A mulher em farrapos é o Rio de Janeiro - está escrito. As duas damas na praia com o Pão de Açúcar ao fundo são Buenos Aires e Montevideo – respectivamente, capital da Argentina e Uruguai.

Esta charge mordaz, um quadro escrito, retrata a imagem que a capital da jovem república sul-americana transmitia não apenas aos países vizinhos, mas aos visitantes em geral e, principalmente, aos próprios habitantes ao final do século XIX. Suja, insalubre, rebelde, desorganizada. Fazia-se necessário domar essa urbe selvagem e trazê-la para a esfera da modernidade e da civilização bem comportada. Para a ordem e o progresso.

O ano era 1896 e o artista, Ângelo Agostini, a frente do periódico ilustrado Dom Quixote. A República recém proclamada ainda carecia de legitimidade e identidade, e em nada a capital colonial e imperial melhorava a situação; a Constituição de 1891 determinava a construção de uma nova capital no Brasil central, o que viria a acontecer apenas décadas depois, com a criação de Brasília. Naquele momento, sem possibilidade de mudanças radicais, o governo republicano acabou por se ver na obrigação de domar a velha cidade, limpá-la do seu passado ancestral e varrer para baixo do tapete os sinais de pobreza, doença e sujeira. As reformas urbanas começariam nos primeiros anos do século XX e, se praticamente erradicaram algumas doenças até então endêmicas (como a varíola e a febre amarela), também expulsaram centenas de pessoas do centro da cidade, desprovidas de habitação, obrigadas a se mudarem para áreas afastadas dos polos de comércio e emprego em geral. A capital que surgiu depois das intervenções do prefeito Pereira Passos no início do século XX – ao menos, sua região central – era limpa, elegante, arejada, renovada e modernizada, como cabia às pretensões do governo republicano.

O Arquivo Nacional possui vários periódicos ilustrados do século XIX em seu acervo. Dom Quixote (J398), aqui apresentado, é um deles.

○ ○ ○ ○ ○ ○ ○

■ Instruções da tarefa
No texto sobre a charge de 1896, quais doenças até então endêmicas as reformas urbanas praticamente erradicaram?

[Entradas da coleção]
○ ○ ○ ○ ○ ○ ○

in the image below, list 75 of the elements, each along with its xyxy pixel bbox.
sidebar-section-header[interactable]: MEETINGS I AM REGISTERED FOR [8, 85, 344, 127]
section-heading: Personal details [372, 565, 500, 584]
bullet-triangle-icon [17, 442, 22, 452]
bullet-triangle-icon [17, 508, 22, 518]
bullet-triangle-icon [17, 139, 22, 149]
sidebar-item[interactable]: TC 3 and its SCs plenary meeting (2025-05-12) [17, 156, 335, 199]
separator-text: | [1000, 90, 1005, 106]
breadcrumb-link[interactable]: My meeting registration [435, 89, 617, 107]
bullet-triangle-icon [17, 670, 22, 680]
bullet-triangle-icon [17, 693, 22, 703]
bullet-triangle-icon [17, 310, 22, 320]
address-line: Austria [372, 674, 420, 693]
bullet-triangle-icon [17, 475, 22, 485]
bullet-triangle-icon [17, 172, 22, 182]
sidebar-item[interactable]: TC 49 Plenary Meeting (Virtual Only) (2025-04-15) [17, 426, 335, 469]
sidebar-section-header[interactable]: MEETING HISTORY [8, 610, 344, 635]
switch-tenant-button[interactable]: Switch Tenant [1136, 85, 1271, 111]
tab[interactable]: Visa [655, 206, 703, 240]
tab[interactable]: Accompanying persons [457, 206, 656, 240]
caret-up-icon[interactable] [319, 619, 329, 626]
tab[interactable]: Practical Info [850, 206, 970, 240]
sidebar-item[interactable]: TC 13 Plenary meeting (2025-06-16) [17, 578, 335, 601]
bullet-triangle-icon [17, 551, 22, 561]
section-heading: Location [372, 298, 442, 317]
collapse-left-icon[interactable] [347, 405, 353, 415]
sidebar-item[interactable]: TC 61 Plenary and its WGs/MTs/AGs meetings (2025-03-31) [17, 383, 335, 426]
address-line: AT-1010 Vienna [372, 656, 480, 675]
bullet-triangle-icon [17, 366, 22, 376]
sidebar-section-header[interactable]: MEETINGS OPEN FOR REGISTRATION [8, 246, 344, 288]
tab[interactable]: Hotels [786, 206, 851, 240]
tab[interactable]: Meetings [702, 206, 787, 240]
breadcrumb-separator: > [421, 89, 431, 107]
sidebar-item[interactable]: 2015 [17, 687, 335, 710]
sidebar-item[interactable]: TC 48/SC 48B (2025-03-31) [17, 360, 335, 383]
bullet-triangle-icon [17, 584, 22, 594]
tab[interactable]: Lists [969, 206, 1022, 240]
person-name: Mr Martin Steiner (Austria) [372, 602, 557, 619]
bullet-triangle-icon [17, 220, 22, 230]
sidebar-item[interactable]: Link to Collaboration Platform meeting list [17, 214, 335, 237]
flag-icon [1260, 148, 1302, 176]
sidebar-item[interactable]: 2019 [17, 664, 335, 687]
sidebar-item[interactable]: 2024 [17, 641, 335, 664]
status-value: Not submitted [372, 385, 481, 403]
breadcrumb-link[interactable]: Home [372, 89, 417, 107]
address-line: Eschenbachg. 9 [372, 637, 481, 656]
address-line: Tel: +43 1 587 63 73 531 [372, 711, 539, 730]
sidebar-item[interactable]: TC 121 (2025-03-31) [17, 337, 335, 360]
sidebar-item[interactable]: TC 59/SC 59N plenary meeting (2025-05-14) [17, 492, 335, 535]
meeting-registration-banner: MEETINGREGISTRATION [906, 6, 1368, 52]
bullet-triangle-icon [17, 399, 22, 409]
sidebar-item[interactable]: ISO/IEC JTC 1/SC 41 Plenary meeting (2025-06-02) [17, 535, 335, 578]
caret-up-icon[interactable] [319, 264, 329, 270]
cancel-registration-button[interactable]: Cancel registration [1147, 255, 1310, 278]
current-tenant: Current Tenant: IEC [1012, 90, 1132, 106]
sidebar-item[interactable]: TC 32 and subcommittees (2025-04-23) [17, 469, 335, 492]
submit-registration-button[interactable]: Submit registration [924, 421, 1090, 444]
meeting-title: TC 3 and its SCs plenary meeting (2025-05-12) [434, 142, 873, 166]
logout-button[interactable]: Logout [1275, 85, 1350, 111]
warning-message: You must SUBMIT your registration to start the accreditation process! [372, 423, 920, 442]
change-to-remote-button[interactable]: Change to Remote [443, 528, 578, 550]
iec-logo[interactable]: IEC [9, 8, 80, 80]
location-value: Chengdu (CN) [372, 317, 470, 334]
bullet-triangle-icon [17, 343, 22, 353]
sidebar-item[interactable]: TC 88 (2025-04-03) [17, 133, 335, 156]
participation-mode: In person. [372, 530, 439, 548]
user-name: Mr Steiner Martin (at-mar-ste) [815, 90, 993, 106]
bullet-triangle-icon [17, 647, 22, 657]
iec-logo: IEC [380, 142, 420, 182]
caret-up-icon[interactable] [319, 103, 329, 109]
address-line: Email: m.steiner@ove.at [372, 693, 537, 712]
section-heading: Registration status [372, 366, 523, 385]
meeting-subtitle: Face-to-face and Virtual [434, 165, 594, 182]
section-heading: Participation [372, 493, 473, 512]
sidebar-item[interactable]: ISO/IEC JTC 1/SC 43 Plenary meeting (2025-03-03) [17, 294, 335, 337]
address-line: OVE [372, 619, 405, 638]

○ ○ ○ ○ ○ ○ ○

■ Resposta do exercício
A varíola e a febre amarela.